- [Data in this exercise]:
"""

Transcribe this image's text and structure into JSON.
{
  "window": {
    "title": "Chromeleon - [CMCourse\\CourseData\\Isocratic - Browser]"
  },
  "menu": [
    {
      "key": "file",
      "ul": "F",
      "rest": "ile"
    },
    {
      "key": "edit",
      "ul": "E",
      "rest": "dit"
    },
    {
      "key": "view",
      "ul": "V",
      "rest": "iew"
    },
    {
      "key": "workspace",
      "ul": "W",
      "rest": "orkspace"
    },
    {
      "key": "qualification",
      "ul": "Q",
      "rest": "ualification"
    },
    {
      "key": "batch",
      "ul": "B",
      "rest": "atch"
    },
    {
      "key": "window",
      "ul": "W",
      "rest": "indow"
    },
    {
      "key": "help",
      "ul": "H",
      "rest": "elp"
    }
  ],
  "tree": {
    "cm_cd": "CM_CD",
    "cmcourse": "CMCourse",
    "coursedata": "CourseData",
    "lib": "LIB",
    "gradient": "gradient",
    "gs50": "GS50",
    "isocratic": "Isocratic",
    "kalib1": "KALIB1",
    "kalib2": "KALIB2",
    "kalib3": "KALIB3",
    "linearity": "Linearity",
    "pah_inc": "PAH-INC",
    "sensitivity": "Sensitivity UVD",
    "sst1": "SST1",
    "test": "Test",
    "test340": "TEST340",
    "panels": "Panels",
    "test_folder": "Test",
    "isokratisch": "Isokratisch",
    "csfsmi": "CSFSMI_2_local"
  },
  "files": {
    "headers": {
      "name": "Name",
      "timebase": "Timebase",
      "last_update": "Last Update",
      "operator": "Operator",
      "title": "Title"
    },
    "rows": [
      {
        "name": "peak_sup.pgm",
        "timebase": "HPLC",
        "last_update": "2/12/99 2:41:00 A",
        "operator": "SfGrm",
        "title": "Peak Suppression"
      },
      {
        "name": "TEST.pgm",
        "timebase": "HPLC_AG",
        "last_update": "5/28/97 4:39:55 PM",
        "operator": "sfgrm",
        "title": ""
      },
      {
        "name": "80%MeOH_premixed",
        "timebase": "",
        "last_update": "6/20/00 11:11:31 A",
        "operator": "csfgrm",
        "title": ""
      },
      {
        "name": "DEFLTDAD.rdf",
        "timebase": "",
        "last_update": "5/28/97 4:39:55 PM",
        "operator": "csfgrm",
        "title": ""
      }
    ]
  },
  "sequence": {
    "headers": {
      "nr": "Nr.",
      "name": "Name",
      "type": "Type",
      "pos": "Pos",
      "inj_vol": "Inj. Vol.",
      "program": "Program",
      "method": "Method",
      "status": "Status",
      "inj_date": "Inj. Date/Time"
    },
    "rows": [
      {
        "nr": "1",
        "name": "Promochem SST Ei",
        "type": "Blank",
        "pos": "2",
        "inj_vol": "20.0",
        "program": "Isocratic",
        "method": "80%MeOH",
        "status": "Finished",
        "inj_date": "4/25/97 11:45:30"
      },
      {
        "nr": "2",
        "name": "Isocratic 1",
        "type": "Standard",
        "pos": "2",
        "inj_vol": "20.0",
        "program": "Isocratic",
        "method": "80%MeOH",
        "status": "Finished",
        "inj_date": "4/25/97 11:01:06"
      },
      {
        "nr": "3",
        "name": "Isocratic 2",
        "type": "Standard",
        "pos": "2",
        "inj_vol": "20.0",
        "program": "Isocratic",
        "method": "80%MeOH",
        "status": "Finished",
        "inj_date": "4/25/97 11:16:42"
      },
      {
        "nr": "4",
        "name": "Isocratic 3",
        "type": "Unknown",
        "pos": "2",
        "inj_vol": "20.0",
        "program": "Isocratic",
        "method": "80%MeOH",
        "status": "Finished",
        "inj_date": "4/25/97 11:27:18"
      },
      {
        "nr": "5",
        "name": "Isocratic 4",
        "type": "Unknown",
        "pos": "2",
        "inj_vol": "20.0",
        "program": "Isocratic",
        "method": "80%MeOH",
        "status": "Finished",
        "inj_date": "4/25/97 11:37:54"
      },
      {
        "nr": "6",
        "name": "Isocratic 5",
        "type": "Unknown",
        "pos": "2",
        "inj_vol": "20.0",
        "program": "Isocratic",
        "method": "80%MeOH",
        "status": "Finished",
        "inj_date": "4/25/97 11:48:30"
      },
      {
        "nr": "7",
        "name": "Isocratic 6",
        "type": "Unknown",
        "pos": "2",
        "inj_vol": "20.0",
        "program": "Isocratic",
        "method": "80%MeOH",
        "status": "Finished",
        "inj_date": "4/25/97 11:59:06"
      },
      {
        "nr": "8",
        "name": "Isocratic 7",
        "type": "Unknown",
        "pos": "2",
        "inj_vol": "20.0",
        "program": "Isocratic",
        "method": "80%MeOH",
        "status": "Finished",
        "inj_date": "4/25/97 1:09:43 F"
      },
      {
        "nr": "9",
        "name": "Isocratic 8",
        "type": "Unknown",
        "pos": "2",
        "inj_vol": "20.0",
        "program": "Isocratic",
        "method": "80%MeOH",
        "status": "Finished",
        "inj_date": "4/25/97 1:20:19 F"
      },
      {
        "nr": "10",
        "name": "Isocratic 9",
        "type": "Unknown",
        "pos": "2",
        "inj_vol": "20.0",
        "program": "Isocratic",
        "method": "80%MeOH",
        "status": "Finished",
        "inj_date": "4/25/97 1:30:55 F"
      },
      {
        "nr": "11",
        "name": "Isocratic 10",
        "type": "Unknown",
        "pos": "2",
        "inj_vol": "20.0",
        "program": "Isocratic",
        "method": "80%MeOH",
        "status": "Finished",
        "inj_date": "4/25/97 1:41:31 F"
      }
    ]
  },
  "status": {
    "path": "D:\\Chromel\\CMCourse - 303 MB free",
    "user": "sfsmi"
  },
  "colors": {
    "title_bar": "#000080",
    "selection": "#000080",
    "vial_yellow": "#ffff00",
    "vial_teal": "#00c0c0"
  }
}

"""

- [Aim of the exercise]: Give all of the entries again, word for word.

- [Result of the task]:
Transcribe this image's text and structure into JSON.
{
  "window": {
    "title": "Chromeleon - [CMCourse\\CourseData\\Isocratic - Browser]"
  },
  "menu": [
    {
      "key": "file",
      "ul": "F",
      "rest": "ile"
    },
    {
      "key": "edit",
      "ul": "E",
      "rest": "dit"
    },
    {
      "key": "view",
      "ul": "V",
      "rest": "iew"
    },
    {
      "key": "workspace",
      "ul": "W",
      "rest": "orkspace"
    },
    {
      "key": "qualification",
      "ul": "Q",
      "rest": "ualification"
    },
    {
      "key": "batch",
      "ul": "B",
      "rest": "atch"
    },
    {
      "key": "window",
      "ul": "W",
      "rest": "indow"
    },
    {
      "key": "help",
      "ul": "H",
      "rest": "elp"
    }
  ],
  "tree": {
    "cm_cd": "CM_CD",
    "cmcourse": "CMCourse",
    "coursedata": "CourseData",
    "lib": "LIB",
    "gradient": "gradient",
    "gs50": "GS50",
    "isocratic": "Isocratic",
    "kalib1": "KALIB1",
    "kalib2": "KALIB2",
    "kalib3": "KALIB3",
    "linearity": "Linearity",
    "pah_inc": "PAH-INC",
    "sensitivity": "Sensitivity UVD",
    "sst1": "SST1",
    "test": "Test",
    "test340": "TEST340",
    "panels": "Panels",
    "test_folder": "Test",
    "isokratisch": "Isokratisch",
    "csfsmi": "CSFSMI_2_local"
  },
  "files": {
    "headers": {
      "name": "Name",
      "timebase": "Timebase",
      "last_update": "Last Update",
      "operator": "Operator",
      "title": "Title"
    },
    "rows": [
      {
        "name": "peak_sup.pgm",
        "timebase": "HPLC",
        "last_update": "2/12/99 2:41:00 A",
        "operator": "SfGrm",
        "title": "Peak Suppression"
      },
      {
        "name": "TEST.pgm",
        "timebase": "HPLC_AG",
        "last_update": "5/28/97 4:39:55 PM",
        "operator": "sfgrm",
        "title": ""
      },
      {
        "name": "80%MeOH_premixed",
        "timebase": "",
        "last_update": "6/20/00 11:11:31 A",
        "operator": "csfgrm",
        "title": ""
      },
      {
        "name": "DEFLTDAD.rdf",
        "timebase": "",
        "last_update": "5/28/97 4:39:55 PM",
        "operator": "csfgrm",
        "title": ""
      }
    ]
  },
  "sequence": {
    "headers": {
      "nr": "Nr.",
      "name": "Name",
      "type": "Type",
      "pos": "Pos",
      "inj_vol": "Inj. Vol.",
      "program": "Program",
      "method": "Method",
      "status": "Status",
      "inj_date": "Inj. Date/Time"
    },
    "rows": [
      {
        "nr": "1",
        "name": "Promochem SST Ei",
        "type": "Blank",
        "pos": "2",
        "inj_vol": "20.0",
        "program": "Isocratic",
        "method": "80%MeOH",
        "status": "Finished",
        "inj_date": "4/25/97 11:45:30"
      },
      {
        "nr": "2",
        "name": "Isocratic 1",
        "type": "Standard",
        "pos": "2",
        "inj_vol": "20.0",
        "program": "Isocratic",
        "method": "80%MeOH",
        "status": "Finished",
        "inj_date": "4/25/97 11:01:06"
      },
      {
        "nr": "3",
        "name": "Isocratic 2",
        "type": "Standard",
        "pos": "2",
        "inj_vol": "20.0",
        "program": "Isocratic",
        "method": "80%MeOH",
        "status": "Finished",
        "inj_date": "4/25/97 11:16:42"
      },
      {
        "nr": "4",
        "name": "Isocratic 3",
        "type": "Unknown",
        "pos": "2",
        "inj_vol": "20.0",
        "program": "Isocratic",
        "method": "80%MeOH",
        "status": "Finished",
        "inj_date": "4/25/97 11:27:18"
      },
      {
        "nr": "5",
        "name": "Isocratic 4",
        "type": "Unknown",
        "pos": "2",
        "inj_vol": "20.0",
        "program": "Isocratic",
        "method": "80%MeOH",
        "status": "Finished",
        "inj_date": "4/25/97 11:37:54"
      },
      {
        "nr": "6",
        "name": "Isocratic 5",
        "type": "Unknown",
        "pos": "2",
        "inj_vol": "20.0",
        "program": "Isocratic",
        "method": "80%MeOH",
        "status": "Finished",
        "inj_date": "4/25/97 11:48:30"
      },
      {
        "nr": "7",
        "name": "Isocratic 6",
        "type": "Unknown",
        "pos": "2",
        "inj_vol": "20.0",
        "program": "Isocratic",
        "method": "80%MeOH",
        "status": "Finished",
        "inj_date": "4/25/97 11:59:06"
      },
      {
        "nr": "8",
        "name": "Isocratic 7",
        "type": "Unknown",
        "pos": "2",
        "inj_vol": "20.0",
        "program": "Isocratic",
        "method": "80%MeOH",
        "status": "Finished",
        "inj_date": "4/25/97 1:09:43 F"
      },
      {
        "nr": "9",
        "name": "Isocratic 8",
        "type": "Unknown",
        "pos": "2",
        "inj_vol": "20.0",
        "program": "Isocratic",
        "method": "80%MeOH",
        "status": "Finished",
        "inj_date": "4/25/97 1:20:19 F"
      },
      {
        "nr": "10",
        "name": "Isocratic 9",
        "type": "Unknown",
        "pos": "2",
        "inj_vol": "20.0",
        "program": "Isocratic",
        "method": "80%MeOH",
        "status": "Finished",
        "inj_date": "4/25/97 1:30:55 F"
      },
      {
        "nr": "11",
        "name": "Isocratic 10",
        "type": "Unknown",
        "pos": "2",
        "inj_vol": "20.0",
        "program": "Isocratic",
        "method": "80%MeOH",
        "status": "Finished",
        "inj_date": "4/25/97 1:41:31 F"
      }
    ]
  },
  "status": {
    "path": "D:\\Chromel\\CMCourse - 303 MB free",
    "user": "sfsmi"
  },
  "colors": {
    "title_bar": "#000080",
    "selection": "#000080",
    "vial_yellow": "#ffff00",
    "vial_teal": "#00c0c0"
  }
}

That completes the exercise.